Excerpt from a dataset
>>>
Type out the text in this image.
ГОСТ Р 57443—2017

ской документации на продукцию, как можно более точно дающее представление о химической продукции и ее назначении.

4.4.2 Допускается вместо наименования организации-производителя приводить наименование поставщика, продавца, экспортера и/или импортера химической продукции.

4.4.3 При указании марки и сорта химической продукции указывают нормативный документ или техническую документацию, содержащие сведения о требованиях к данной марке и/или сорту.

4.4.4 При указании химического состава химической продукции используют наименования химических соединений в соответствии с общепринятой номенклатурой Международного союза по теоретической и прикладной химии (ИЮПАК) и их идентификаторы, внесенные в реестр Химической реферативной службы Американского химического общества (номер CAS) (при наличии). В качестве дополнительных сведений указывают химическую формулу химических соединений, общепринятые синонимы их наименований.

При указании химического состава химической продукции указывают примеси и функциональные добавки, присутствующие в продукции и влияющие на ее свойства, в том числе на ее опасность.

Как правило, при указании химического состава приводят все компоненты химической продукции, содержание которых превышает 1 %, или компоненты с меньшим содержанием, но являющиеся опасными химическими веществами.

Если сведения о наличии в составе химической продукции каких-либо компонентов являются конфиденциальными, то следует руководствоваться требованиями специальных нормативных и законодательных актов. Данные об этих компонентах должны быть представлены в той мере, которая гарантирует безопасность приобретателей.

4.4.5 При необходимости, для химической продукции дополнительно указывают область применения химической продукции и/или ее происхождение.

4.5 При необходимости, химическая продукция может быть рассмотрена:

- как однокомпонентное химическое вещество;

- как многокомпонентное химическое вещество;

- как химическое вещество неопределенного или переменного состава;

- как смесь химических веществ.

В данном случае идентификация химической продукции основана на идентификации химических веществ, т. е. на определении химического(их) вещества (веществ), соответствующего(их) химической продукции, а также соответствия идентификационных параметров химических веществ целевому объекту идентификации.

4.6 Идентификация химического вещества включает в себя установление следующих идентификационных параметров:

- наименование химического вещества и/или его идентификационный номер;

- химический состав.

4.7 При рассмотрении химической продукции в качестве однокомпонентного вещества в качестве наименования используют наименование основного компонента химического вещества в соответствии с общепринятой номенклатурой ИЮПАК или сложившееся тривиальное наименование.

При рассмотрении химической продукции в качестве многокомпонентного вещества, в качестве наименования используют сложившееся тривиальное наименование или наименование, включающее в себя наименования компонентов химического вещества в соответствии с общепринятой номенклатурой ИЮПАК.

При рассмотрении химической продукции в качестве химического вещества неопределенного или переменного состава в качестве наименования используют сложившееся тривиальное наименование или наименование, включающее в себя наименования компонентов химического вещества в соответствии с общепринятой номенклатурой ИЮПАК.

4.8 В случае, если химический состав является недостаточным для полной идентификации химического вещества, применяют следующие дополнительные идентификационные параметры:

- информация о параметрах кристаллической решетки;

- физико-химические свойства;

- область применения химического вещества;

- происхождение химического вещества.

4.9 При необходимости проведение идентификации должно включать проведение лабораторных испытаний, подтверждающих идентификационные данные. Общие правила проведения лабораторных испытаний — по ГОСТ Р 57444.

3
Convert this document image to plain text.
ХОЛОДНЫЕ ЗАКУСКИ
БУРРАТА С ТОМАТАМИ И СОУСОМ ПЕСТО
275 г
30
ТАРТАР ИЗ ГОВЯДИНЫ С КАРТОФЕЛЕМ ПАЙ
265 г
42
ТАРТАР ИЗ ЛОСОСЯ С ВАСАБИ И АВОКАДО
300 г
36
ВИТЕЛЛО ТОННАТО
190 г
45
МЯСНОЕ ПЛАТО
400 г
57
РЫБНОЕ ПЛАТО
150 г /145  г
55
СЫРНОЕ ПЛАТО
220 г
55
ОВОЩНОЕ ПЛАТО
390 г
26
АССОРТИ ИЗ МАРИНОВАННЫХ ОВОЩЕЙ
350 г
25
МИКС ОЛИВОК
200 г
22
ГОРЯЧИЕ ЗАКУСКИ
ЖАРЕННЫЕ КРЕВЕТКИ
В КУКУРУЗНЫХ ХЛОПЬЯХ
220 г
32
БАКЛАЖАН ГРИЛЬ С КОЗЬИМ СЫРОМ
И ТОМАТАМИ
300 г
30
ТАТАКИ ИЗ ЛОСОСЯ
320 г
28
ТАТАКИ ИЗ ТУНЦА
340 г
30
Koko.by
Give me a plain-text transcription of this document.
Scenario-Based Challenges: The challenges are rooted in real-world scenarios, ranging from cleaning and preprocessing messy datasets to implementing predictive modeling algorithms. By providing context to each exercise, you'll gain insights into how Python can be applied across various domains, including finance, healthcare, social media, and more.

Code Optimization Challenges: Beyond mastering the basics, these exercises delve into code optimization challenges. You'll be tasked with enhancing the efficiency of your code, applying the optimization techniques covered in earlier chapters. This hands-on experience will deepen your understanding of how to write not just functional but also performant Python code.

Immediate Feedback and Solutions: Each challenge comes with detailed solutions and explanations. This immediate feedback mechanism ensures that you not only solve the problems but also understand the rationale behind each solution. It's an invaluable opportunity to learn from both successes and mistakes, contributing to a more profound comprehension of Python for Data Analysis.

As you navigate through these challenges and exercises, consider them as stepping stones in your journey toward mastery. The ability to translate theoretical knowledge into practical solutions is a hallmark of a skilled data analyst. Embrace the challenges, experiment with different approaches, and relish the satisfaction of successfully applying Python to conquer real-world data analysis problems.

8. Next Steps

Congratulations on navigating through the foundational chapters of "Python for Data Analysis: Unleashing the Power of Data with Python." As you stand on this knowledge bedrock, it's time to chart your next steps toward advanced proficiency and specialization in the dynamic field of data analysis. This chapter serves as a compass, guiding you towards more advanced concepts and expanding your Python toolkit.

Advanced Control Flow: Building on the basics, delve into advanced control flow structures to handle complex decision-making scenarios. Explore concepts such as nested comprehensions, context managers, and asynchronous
<<<
» **REQUIREMENTS**:
Would you reproduce the material above in full, exactly as given?

» **TASK ANSWER**:
Type out the text in this image.
ГОСТ Р 57443—2017

ской документации на продукцию, как можно более точно дающее представление о химической продукции и ее назначении.

4.4.2 Допускается вместо наименования организации-производителя приводить наименование поставщика, продавца, экспортера и/или импортера химической продукции.

4.4.3 При указании марки и сорта химической продукции указывают нормативный документ или техническую документацию, содержащие сведения о требованиях к данной марке и/или сорту.

4.4.4 При указании химического состава химической продукции используют наименования химических соединений в соответствии с общепринятой номенклатурой Международного союза по теоретической и прикладной химии (ИЮПАК) и их идентификаторы, внесенные в реестр Химической реферативной службы Американского химического общества (номер CAS) (при наличии). В качестве дополнительных сведений указывают химическую формулу химических соединений, общепринятые синонимы их наименований.

При указании химического состава химической продукции указывают примеси и функциональные добавки, присутствующие в продукции и влияющие на ее свойства, в том числе на ее опасность.

Как правило, при указании химического состава приводят все компоненты химической продукции, содержание которых превышает 1 %, или компоненты с меньшим содержанием, но являющиеся опасными химическими веществами.

Если сведения о наличии в составе химической продукции каких-либо компонентов являются конфиденциальными, то следует руководствоваться требованиями специальных нормативных и законодательных актов. Данные об этих компонентах должны быть представлены в той мере, которая гарантирует безопасность приобретателей.

4.4.5 При необходимости, для химической продукции дополнительно указывают область применения химической продукции и/или ее происхождение.

4.5 При необходимости, химическая продукция может быть рассмотрена:

- как однокомпонентное химическое вещество;

- как многокомпонентное химическое вещество;

- как химическое вещество неопределенного или переменного состава;

- как смесь химических веществ.

В данном случае идентификация химической продукции основана на идентификации химических веществ, т. е. на определении химического(их) вещества (веществ), соответствующего(их) химической продукции, а также соответствия идентификационных параметров химических веществ целевому объекту идентификации.

4.6 Идентификация химического вещества включает в себя установление следующих идентификационных параметров:

- наименование химического вещества и/или его идентификационный номер;

- химический состав.

4.7 При рассмотрении химической продукции в качестве однокомпонентного вещества в качестве наименования используют наименование основного компонента химического вещества в соответствии с общепринятой номенклатурой ИЮПАК или сложившееся тривиальное наименование.

При рассмотрении химической продукции в качестве многокомпонентного вещества, в качестве наименования используют сложившееся тривиальное наименование или наименование, включающее в себя наименования компонентов химического вещества в соответствии с общепринятой номенклатурой ИЮПАК.

При рассмотрении химической продукции в качестве химического вещества неопределенного или переменного состава в качестве наименования используют сложившееся тривиальное наименование или наименование, включающее в себя наименования компонентов химического вещества в соответствии с общепринятой номенклатурой ИЮПАК.

4.8 В случае, если химический состав является недостаточным для полной идентификации химического вещества, применяют следующие дополнительные идентификационные параметры:

- информация о параметрах кристаллической решетки;

- физико-химические свойства;

- область применения химического вещества;

- происхождение химического вещества.

4.9 При необходимости проведение идентификации должно включать проведение лабораторных испытаний, подтверждающих идентификационные данные. Общие правила проведения лабораторных испытаний — по ГОСТ Р 57444.

3
Convert this document image to plain text.
ХОЛОДНЫЕ ЗАКУСКИ
БУРРАТА С ТОМАТАМИ И СОУСОМ ПЕСТО
275 г
30
ТАРТАР ИЗ ГОВЯДИНЫ С КАРТОФЕЛЕМ ПАЙ
265 г
42
ТАРТАР ИЗ ЛОСОСЯ С ВАСАБИ И АВОКАДО
300 г
36
ВИТЕЛЛО ТОННАТО
190 г
45
МЯСНОЕ ПЛАТО
400 г
57
РЫБНОЕ ПЛАТО
150 г /145  г
55
СЫРНОЕ ПЛАТО
220 г
55
ОВОЩНОЕ ПЛАТО
390 г
26
АССОРТИ ИЗ МАРИНОВАННЫХ ОВОЩЕЙ
350 г
25
МИКС ОЛИВОК
200 г
22
ГОРЯЧИЕ ЗАКУСКИ
ЖАРЕННЫЕ КРЕВЕТКИ
В КУКУРУЗНЫХ ХЛОПЬЯХ
220 г
32
БАКЛАЖАН ГРИЛЬ С КОЗЬИМ СЫРОМ
И ТОМАТАМИ
300 г
30
ТАТАКИ ИЗ ЛОСОСЯ
320 г
28
ТАТАКИ ИЗ ТУНЦА
340 г
30
Koko.by
Give me a plain-text transcription of this document.
Scenario-Based Challenges: The challenges are rooted in real-world scenarios, ranging from cleaning and preprocessing messy datasets to implementing predictive modeling algorithms. By providing context to each exercise, you'll gain insights into how Python can be applied across various domains, including finance, healthcare, social media, and more.

Code Optimization Challenges: Beyond mastering the basics, these exercises delve into code optimization challenges. You'll be tasked with enhancing the efficiency of your code, applying the optimization techniques covered in earlier chapters. This hands-on experience will deepen your understanding of how to write not just functional but also performant Python code.

Immediate Feedback and Solutions: Each challenge comes with detailed solutions and explanations. This immediate feedback mechanism ensures that you not only solve the problems but also understand the rationale behind each solution. It's an invaluable opportunity to learn from both successes and mistakes, contributing to a more profound comprehension of Python for Data Analysis.

As you navigate through these challenges and exercises, consider them as stepping stones in your journey toward mastery. The ability to translate theoretical knowledge into practical solutions is a hallmark of a skilled data analyst. Embrace the challenges, experiment with different approaches, and relish the satisfaction of successfully applying Python to conquer real-world data analysis problems.

8. Next Steps

Congratulations on navigating through the foundational chapters of "Python for Data Analysis: Unleashing the Power of Data with Python." As you stand on this knowledge bedrock, it's time to chart your next steps toward advanced proficiency and specialization in the dynamic field of data analysis. This chapter serves as a compass, guiding you towards more advanced concepts and expanding your Python toolkit.

Advanced Control Flow: Building on the basics, delve into advanced control flow structures to handle complex decision-making scenarios. Explore concepts such as nested comprehensions, context managers, and asynchronous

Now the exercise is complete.